# Exercise requirements
From the entries below, return every line that includes the word "Patiënt".

# Excerpted data
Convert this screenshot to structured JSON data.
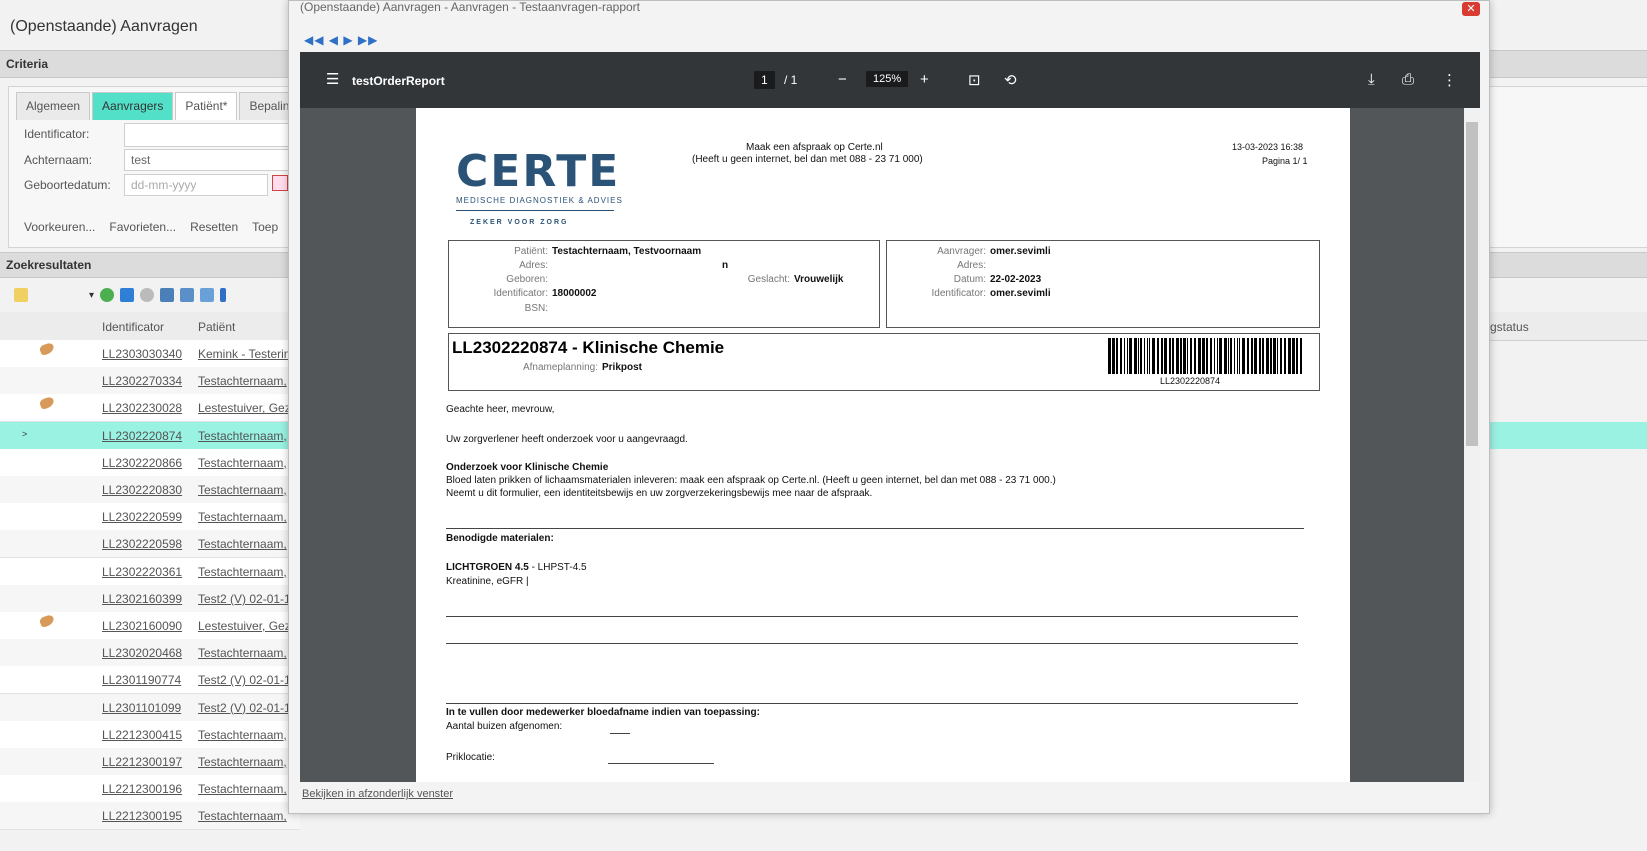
{
  "app": {
    "title": "(Openstaande) Aanvragen",
    "criteria_label": "Criteria",
    "tabs": [
      "Algemeen",
      "Aanvragers",
      "Patiënt*",
      "Bepalinge"
    ],
    "fields": {
      "identificator_label": "Identificator:",
      "achternaam_label": "Achternaam:",
      "achternaam_value": "test",
      "geboortedatum_label": "Geboortedatum:",
      "geboortedatum_placeholder": "dd-mm-yyyy"
    },
    "actions": [
      "Voorkeuren...",
      "Favorieten...",
      "Resetten",
      "Toep"
    ],
    "results_label": "Zoekresultaten",
    "columns": {
      "identificator": "Identificator",
      "patient": "Patiënt",
      "status": "gstatus"
    },
    "rows": [
      {
        "id": "LL2303030340",
        "patient": "Kemink - Testerin",
        "tag": true
      },
      {
        "id": "LL2302270334",
        "patient": "Testachternaam,",
        "tag": false
      },
      {
        "id": "LL2302230028",
        "patient": "Lestestuiver, Gez",
        "tag": true
      },
      {
        "id": "LL2302220874",
        "patient": "Testachternaam,",
        "tag": false,
        "selected": true
      },
      {
        "id": "LL2302220866",
        "patient": "Testachternaam,",
        "tag": false
      },
      {
        "id": "LL2302220830",
        "patient": "Testachternaam,",
        "tag": false
      },
      {
        "id": "LL2302220599",
        "patient": "Testachternaam,",
        "tag": false
      },
      {
        "id": "LL2302220598",
        "patient": "Testachternaam,",
        "tag": false
      },
      {
        "id": "LL2302220361",
        "patient": "Testachternaam,",
        "tag": false
      },
      {
        "id": "LL2302160399",
        "patient": "Test2 (V) 02-01-1",
        "tag": false
      },
      {
        "id": "LL2302160090",
        "patient": "Lestestuiver, Gez",
        "tag": true
      },
      {
        "id": "LL2302020468",
        "patient": "Testachternaam,",
        "tag": false
      },
      {
        "id": "LL2301190774",
        "patient": "Test2 (V) 02-01-1",
        "tag": false
      },
      {
        "id": "LL2301101099",
        "patient": "Test2 (V) 02-01-1",
        "tag": false
      },
      {
        "id": "LL2212300415",
        "patient": "Testachternaam,",
        "tag": false
      },
      {
        "id": "LL2212300197",
        "patient": "Testachternaam,",
        "tag": false
      },
      {
        "id": "LL2212300196",
        "patient": "Testachternaam,",
        "tag": false
      },
      {
        "id": "LL2212300195",
        "patient": "Testachternaam,",
        "tag": false
      }
    ]
  },
  "modal": {
    "title": "(Openstaande) Aanvragen - Aanvragen - Testaanvragen-rapport",
    "nav": "◀◀ ◀ ▶ ▶▶",
    "footer_link": "Bekijken in afzonderlijk venster",
    "pdf": {
      "doc_title": "testOrderReport",
      "page_current": "1",
      "page_total": "/ 1",
      "zoom": "125%"
    }
  },
  "report": {
    "logo_text": "CERTE",
    "logo_sub1": "MEDISCHE DIAGNOSTIEK & ADVIES",
    "logo_sub2": "ZEKER VOOR ZORG",
    "header_line1": "Maak een afspraak op Certe.nl",
    "header_line2": "(Heeft u geen internet, bel dan met 088 - 23 71 000)",
    "date": "13-03-2023 16:38",
    "page": "Pagina 1/ 1",
    "patient": {
      "label": "Patiënt:",
      "value": "Testachternaam, Testvoornaam",
      "adres_label": "Adres:",
      "adres_value": "n",
      "geboren_label": "Geboren:",
      "geslacht_label": "Geslacht:",
      "geslacht_value": "Vrouwelijk",
      "identificator_label": "Identificator:",
      "identificator_value": "18000002",
      "bsn_label": "BSN:"
    },
    "requester": {
      "aanvrager_label": "Aanvrager:",
      "aanvrager_value": "omer.sevimli",
      "adres_label": "Adres:",
      "datum_label": "Datum:",
      "datum_value": "22-02-2023",
      "identificator_label": "Identificator:",
      "identificator_value": "omer.sevimli"
    },
    "order_title": "LL2302220874 - Klinische Chemie",
    "afname_label": "Afnameplanning:",
    "afname_value": "Prikpost",
    "barcode_text": "LL2302220874",
    "greeting": "Geachte heer, mevrouw,",
    "intro": "Uw zorgverlener heeft onderzoek voor u aangevraagd.",
    "section_title": "Onderzoek voor Klinische Chemie",
    "section_line1": "Bloed laten prikken of lichaamsmaterialen inleveren: maak een afspraak op Certe.nl. (Heeft u geen internet, bel dan met 088 - 23 71 000.)",
    "section_line2": "Neemt u dit formulier, een identiteitsbewijs en uw zorgverzekeringsbewijs mee naar de afspraak.",
    "materials_title": "Benodigde materialen:",
    "material_name": "LICHTGROEN 4.5",
    "material_code": " - LHPST-4.5",
    "material_tests": "Kreatinine, eGFR |",
    "staff_title": "In te vullen door medewerker bloedafname indien van toepassing:",
    "tubes_label": "Aantal buizen afgenomen:",
    "location_label": "Priklocatie:"
  }
}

# Reply
      "Patiënt*",
      "patient": "Patiënt",
      "label": "Patiënt:",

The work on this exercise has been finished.